● ASSIGNED TASK 1:
Can you condense the paragraph of the DEI comment thread that begins "If getting rid of DEI" into a shorter version that keeps its main facts?
● ASSIGNED TASK 2:
Will you duplicate the part of the DEI comment thread from "If getting rid" to "ago) (1 children)"?
● ASSIGNED TASK 3:
Can you answer these questions about the DEI comment thread?
(a) Which group does the opening paragraph say usually gets the highest GPA in schools?
(b) How many points does the JustJack23@slrpnk.net comment posted 3 days ago have?
(c) Which company does the last comment say famously got in trouble for preferentially hiring Asian male employees?

[TEXT SECTION]

If getting rid of DEI is really about getting the best people for the job, then why aren't Asian Americans, who usually get the highest GPA in schools and highest performance reviews in corporate and government jobs, dominating in all levels? Something ain't white about that...

[–] fakeman_pretendname@feddit.uk 15 points 2 days ago* (last edited 2 days ago) (1 children)

You say "best", "highest performing" etc, but we asked a panel of immorally wealthy, elderly white male sex offenders who their ideal upper management employee was - and they unanimously suggested other immorally wealthy, elderly white male sex offenders, and suggested that employing anyone else is a DEI hire.

[–] JustJack23@slrpnk.net 5 points 2 days ago

Or people willing to have their children for some reason...

[–] JustJack23@slrpnk.net 25 points 3 days ago

The last sentence is in bucks bunny's voice

[–] Umbrias@beehaw.org 15 points 2 days ago

many techbros think this unironically and do hire preferentially asian male employees. google famously got in trouble for this.

[/TEXT SECTION]
[DATA EXTRACTS]

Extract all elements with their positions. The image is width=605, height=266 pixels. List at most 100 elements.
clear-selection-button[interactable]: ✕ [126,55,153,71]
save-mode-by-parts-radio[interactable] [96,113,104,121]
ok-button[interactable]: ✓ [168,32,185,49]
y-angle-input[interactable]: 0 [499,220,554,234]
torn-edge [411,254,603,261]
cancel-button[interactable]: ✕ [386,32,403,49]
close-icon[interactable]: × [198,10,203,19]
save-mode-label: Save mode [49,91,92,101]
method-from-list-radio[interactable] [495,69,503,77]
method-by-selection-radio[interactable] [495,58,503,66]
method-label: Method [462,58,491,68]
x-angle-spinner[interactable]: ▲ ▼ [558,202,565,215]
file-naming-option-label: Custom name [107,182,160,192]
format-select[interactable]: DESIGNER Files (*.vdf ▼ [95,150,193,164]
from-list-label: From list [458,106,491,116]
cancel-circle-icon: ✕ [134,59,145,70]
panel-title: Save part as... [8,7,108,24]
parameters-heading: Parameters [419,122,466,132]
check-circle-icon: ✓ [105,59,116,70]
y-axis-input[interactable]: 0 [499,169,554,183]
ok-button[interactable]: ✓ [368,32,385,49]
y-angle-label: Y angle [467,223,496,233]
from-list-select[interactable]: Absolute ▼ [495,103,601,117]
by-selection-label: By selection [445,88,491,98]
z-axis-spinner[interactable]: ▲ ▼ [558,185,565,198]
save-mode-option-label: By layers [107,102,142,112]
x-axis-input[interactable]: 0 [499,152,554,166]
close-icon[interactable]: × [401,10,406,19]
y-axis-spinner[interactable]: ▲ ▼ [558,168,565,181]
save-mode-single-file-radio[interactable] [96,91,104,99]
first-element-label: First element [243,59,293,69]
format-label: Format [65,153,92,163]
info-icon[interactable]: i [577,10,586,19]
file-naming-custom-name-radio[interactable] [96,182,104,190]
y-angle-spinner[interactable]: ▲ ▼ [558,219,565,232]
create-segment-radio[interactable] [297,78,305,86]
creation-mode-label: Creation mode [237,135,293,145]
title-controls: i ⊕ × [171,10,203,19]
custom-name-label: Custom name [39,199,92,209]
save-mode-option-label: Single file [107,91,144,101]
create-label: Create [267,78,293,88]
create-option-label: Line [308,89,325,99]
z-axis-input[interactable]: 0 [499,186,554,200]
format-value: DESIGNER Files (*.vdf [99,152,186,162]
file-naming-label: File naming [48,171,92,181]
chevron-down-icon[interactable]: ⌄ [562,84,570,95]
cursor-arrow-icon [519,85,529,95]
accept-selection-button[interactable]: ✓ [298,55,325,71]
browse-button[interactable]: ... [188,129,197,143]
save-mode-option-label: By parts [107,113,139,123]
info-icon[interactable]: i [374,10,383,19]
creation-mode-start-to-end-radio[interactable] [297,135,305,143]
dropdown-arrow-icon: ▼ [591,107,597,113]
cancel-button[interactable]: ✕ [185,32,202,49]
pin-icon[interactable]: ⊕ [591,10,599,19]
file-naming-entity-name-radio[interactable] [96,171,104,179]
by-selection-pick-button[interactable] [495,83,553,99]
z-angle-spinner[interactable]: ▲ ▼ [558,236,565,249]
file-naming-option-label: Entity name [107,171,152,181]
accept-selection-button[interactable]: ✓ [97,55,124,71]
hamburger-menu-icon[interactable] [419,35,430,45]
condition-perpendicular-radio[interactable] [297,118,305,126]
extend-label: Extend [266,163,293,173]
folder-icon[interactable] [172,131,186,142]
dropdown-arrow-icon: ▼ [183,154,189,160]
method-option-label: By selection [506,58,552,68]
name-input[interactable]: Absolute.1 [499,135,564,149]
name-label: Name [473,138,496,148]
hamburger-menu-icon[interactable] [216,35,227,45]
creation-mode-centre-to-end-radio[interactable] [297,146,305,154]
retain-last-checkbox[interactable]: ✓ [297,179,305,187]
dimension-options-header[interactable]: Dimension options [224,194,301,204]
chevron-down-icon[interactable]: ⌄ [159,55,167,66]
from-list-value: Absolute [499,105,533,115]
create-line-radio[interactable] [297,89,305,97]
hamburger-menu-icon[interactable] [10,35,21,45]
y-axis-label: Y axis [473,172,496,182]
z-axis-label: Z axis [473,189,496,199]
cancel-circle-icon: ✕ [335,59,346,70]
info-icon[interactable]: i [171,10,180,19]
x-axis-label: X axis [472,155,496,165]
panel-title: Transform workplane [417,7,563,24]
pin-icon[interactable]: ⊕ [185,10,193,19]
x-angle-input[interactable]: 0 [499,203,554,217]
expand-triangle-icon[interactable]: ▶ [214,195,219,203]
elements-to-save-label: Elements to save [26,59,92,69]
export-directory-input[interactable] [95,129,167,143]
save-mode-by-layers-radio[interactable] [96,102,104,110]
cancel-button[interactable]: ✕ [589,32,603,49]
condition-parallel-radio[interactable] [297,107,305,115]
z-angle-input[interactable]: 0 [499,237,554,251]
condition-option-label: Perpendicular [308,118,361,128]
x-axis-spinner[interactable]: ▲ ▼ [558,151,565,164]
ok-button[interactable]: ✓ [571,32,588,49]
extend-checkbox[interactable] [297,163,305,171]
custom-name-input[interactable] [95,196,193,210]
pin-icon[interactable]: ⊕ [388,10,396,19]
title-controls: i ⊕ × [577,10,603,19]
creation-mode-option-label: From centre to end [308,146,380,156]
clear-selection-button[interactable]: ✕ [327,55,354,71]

[/DATA EXTRACTS]

● RESPONSE BOX 1:
If ending DEI is meant to secure the best people for the job, why don't Asian Americans dominate at every level? They usually earn the highest GPAs in school and the highest performance reviews in corporate and government jobs. The paragraph closes with the quip "Something ain't white about that..."

● RESPONSE BOX 2:
If getting rid of DEI is really about getting the best people for the job, then why aren't Asian Americans, who usually get the highest GPA in schools and highest performance reviews in corporate and government jobs, dominating in all levels? Something ain't white about that...

[–] fakeman_pretendname@feddit.uk 15 points 2 days ago* (last edited 2 days ago) (1 children)

● RESPONSE BOX 3:
(a) Asian Americans
(b) 25 points
(c) Google